→ Goal
The listing below should be written out exactly; please include all of it.

→ Provided data

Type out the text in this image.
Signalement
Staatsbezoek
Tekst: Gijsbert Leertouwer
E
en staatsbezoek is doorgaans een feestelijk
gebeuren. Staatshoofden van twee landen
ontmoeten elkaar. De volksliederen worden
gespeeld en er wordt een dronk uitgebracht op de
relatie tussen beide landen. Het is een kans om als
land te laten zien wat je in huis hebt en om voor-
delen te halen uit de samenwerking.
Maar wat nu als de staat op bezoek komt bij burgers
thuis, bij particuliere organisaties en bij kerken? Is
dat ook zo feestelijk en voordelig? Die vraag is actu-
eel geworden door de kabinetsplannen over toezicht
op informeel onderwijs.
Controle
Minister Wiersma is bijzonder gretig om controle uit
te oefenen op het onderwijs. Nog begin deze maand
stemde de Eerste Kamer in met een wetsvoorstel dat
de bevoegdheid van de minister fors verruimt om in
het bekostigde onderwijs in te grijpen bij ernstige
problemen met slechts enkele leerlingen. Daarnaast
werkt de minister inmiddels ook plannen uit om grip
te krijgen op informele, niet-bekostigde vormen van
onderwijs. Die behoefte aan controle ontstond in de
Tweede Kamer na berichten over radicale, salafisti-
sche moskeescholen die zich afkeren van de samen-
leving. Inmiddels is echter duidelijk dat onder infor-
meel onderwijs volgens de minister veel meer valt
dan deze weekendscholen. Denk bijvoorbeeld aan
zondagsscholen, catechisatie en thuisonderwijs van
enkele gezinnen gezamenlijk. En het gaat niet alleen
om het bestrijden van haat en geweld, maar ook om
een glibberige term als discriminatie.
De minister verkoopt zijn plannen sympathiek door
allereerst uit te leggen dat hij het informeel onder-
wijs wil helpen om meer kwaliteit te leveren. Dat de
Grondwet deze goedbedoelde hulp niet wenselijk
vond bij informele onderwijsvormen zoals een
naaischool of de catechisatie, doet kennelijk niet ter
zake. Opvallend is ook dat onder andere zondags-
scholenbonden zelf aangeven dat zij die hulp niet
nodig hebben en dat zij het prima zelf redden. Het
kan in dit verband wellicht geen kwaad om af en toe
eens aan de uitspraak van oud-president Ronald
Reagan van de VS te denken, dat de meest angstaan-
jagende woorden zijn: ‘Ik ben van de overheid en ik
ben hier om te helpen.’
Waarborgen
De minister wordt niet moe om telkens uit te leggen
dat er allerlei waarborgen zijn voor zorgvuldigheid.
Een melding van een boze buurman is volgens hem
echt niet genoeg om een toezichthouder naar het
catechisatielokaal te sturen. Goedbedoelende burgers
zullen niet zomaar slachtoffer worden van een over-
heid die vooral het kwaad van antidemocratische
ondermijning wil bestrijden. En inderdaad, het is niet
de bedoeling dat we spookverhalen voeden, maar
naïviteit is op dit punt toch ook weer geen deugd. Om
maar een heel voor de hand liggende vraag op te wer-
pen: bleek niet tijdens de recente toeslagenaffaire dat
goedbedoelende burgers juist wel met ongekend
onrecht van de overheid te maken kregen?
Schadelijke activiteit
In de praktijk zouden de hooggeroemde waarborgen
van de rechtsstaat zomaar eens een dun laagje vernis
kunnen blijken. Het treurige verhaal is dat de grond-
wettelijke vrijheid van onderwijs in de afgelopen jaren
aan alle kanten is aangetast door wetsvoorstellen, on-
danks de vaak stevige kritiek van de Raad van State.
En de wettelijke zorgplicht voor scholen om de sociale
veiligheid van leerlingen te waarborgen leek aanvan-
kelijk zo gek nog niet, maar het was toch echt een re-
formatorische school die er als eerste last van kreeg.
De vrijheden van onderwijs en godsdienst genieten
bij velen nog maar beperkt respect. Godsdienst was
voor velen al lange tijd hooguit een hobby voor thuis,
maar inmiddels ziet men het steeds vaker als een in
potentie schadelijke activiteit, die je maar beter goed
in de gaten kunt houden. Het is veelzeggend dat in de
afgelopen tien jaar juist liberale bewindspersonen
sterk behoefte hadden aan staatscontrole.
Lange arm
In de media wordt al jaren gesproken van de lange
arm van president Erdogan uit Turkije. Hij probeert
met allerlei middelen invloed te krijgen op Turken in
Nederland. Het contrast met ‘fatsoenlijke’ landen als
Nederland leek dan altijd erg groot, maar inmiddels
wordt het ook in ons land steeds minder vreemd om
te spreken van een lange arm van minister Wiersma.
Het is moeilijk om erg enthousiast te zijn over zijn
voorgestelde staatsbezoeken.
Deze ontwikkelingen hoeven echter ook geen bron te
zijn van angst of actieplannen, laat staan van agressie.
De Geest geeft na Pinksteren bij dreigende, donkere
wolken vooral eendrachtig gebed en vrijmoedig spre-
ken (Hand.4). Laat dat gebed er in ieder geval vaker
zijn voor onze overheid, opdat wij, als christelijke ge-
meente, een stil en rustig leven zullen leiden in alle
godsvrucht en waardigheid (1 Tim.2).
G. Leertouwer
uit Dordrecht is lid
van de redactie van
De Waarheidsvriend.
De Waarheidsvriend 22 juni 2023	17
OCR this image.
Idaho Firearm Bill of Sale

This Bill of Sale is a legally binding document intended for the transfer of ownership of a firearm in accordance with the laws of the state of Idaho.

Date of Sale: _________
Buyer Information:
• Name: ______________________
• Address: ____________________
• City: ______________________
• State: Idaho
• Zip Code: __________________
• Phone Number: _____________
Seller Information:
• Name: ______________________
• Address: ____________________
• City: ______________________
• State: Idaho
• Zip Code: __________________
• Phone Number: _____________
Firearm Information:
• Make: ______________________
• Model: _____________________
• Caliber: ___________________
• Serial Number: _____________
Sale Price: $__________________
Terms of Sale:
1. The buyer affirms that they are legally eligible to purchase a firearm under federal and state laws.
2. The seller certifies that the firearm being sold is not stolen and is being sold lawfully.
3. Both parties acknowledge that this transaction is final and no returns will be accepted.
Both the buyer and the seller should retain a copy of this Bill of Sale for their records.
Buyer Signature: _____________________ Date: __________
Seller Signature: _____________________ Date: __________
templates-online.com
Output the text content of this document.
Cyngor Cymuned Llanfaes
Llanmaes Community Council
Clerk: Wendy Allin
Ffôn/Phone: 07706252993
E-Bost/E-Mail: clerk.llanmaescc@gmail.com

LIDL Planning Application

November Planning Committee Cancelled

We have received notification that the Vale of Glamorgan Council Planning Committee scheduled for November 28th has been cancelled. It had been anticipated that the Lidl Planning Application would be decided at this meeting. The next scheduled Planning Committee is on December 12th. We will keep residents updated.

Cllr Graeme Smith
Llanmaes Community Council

→ Finished answer
Type out the text in this image.
Signalement
Staatsbezoek
Tekst: Gijsbert Leertouwer
E
en staatsbezoek is doorgaans een feestelijk
gebeuren. Staatshoofden van twee landen
ontmoeten elkaar. De volksliederen worden
gespeeld en er wordt een dronk uitgebracht op de
relatie tussen beide landen. Het is een kans om als
land te laten zien wat je in huis hebt en om voor-
delen te halen uit de samenwerking.
Maar wat nu als de staat op bezoek komt bij burgers
thuis, bij particuliere organisaties en bij kerken? Is
dat ook zo feestelijk en voordelig? Die vraag is actu-
eel geworden door de kabinetsplannen over toezicht
op informeel onderwijs.
Controle
Minister Wiersma is bijzonder gretig om controle uit
te oefenen op het onderwijs. Nog begin deze maand
stemde de Eerste Kamer in met een wetsvoorstel dat
de bevoegdheid van de minister fors verruimt om in
het bekostigde onderwijs in te grijpen bij ernstige
problemen met slechts enkele leerlingen. Daarnaast
werkt de minister inmiddels ook plannen uit om grip
te krijgen op informele, niet-bekostigde vormen van
onderwijs. Die behoefte aan controle ontstond in de
Tweede Kamer na berichten over radicale, salafisti-
sche moskeescholen die zich afkeren van de samen-
leving. Inmiddels is echter duidelijk dat onder infor-
meel onderwijs volgens de minister veel meer valt
dan deze weekendscholen. Denk bijvoorbeeld aan
zondagsscholen, catechisatie en thuisonderwijs van
enkele gezinnen gezamenlijk. En het gaat niet alleen
om het bestrijden van haat en geweld, maar ook om
een glibberige term als discriminatie.
De minister verkoopt zijn plannen sympathiek door
allereerst uit te leggen dat hij het informeel onder-
wijs wil helpen om meer kwaliteit te leveren. Dat de
Grondwet deze goedbedoelde hulp niet wenselijk
vond bij informele onderwijsvormen zoals een
naaischool of de catechisatie, doet kennelijk niet ter
zake. Opvallend is ook dat onder andere zondags-
scholenbonden zelf aangeven dat zij die hulp niet
nodig hebben en dat zij het prima zelf redden. Het
kan in dit verband wellicht geen kwaad om af en toe
eens aan de uitspraak van oud-president Ronald
Reagan van de VS te denken, dat de meest angstaan-
jagende woorden zijn: ‘Ik ben van de overheid en ik
ben hier om te helpen.’
Waarborgen
De minister wordt niet moe om telkens uit te leggen
dat er allerlei waarborgen zijn voor zorgvuldigheid.
Een melding van een boze buurman is volgens hem
echt niet genoeg om een toezichthouder naar het
catechisatielokaal te sturen. Goedbedoelende burgers
zullen niet zomaar slachtoffer worden van een over-
heid die vooral het kwaad van antidemocratische
ondermijning wil bestrijden. En inderdaad, het is niet
de bedoeling dat we spookverhalen voeden, maar
naïviteit is op dit punt toch ook weer geen deugd. Om
maar een heel voor de hand liggende vraag op te wer-
pen: bleek niet tijdens de recente toeslagenaffaire dat
goedbedoelende burgers juist wel met ongekend
onrecht van de overheid te maken kregen?
Schadelijke activiteit
In de praktijk zouden de hooggeroemde waarborgen
van de rechtsstaat zomaar eens een dun laagje vernis
kunnen blijken. Het treurige verhaal is dat de grond-
wettelijke vrijheid van onderwijs in de afgelopen jaren
aan alle kanten is aangetast door wetsvoorstellen, on-
danks de vaak stevige kritiek van de Raad van State.
En de wettelijke zorgplicht voor scholen om de sociale
veiligheid van leerlingen te waarborgen leek aanvan-
kelijk zo gek nog niet, maar het was toch echt een re-
formatorische school die er als eerste last van kreeg.
De vrijheden van onderwijs en godsdienst genieten
bij velen nog maar beperkt respect. Godsdienst was
voor velen al lange tijd hooguit een hobby voor thuis,
maar inmiddels ziet men het steeds vaker als een in
potentie schadelijke activiteit, die je maar beter goed
in de gaten kunt houden. Het is veelzeggend dat in de
afgelopen tien jaar juist liberale bewindspersonen
sterk behoefte hadden aan staatscontrole.
Lange arm
In de media wordt al jaren gesproken van de lange
arm van president Erdogan uit Turkije. Hij probeert
met allerlei middelen invloed te krijgen op Turken in
Nederland. Het contrast met ‘fatsoenlijke’ landen als
Nederland leek dan altijd erg groot, maar inmiddels
wordt het ook in ons land steeds minder vreemd om
te spreken van een lange arm van minister Wiersma.
Het is moeilijk om erg enthousiast te zijn over zijn
voorgestelde staatsbezoeken.
Deze ontwikkelingen hoeven echter ook geen bron te
zijn van angst of actieplannen, laat staan van agressie.
De Geest geeft na Pinksteren bij dreigende, donkere
wolken vooral eendrachtig gebed en vrijmoedig spre-
ken (Hand.4). Laat dat gebed er in ieder geval vaker
zijn voor onze overheid, opdat wij, als christelijke ge-
meente, een stil en rustig leven zullen leiden in alle
godsvrucht en waardigheid (1 Tim.2).
G. Leertouwer
uit Dordrecht is lid
van de redactie van
De Waarheidsvriend.
De Waarheidsvriend 22 juni 2023	17
OCR this image.
Idaho Firearm Bill of Sale

This Bill of Sale is a legally binding document intended for the transfer of ownership of a firearm in accordance with the laws of the state of Idaho.

Date of Sale: _________
Buyer Information:
• Name: ______________________
• Address: ____________________
• City: ______________________
• State: Idaho
• Zip Code: __________________
• Phone Number: _____________
Seller Information:
• Name: ______________________
• Address: ____________________
• City: ______________________
• State: Idaho
• Zip Code: __________________
• Phone Number: _____________
Firearm Information:
• Make: ______________________
• Model: _____________________
• Caliber: ___________________
• Serial Number: _____________
Sale Price: $__________________
Terms of Sale:
1. The buyer affirms that they are legally eligible to purchase a firearm under federal and state laws.
2. The seller certifies that the firearm being sold is not stolen and is being sold lawfully.
3. Both parties acknowledge that this transaction is final and no returns will be accepted.
Both the buyer and the seller should retain a copy of this Bill of Sale for their records.
Buyer Signature: _____________________ Date: __________
Seller Signature: _____________________ Date: __________
templates-online.com
Output the text content of this document.
Cyngor Cymuned Llanfaes
Llanmaes Community Council
Clerk: Wendy Allin
Ffôn/Phone: 07706252993
E-Bost/E-Mail: clerk.llanmaescc@gmail.com

LIDL Planning Application

November Planning Committee Cancelled

We have received notification that the Vale of Glamorgan Council Planning Committee scheduled for November 28th has been cancelled. It had been anticipated that the Lidl Planning Application would be decided at this meeting. The next scheduled Planning Committee is on December 12th. We will keep residents updated.

Cllr Graeme Smith
Llanmaes Community Council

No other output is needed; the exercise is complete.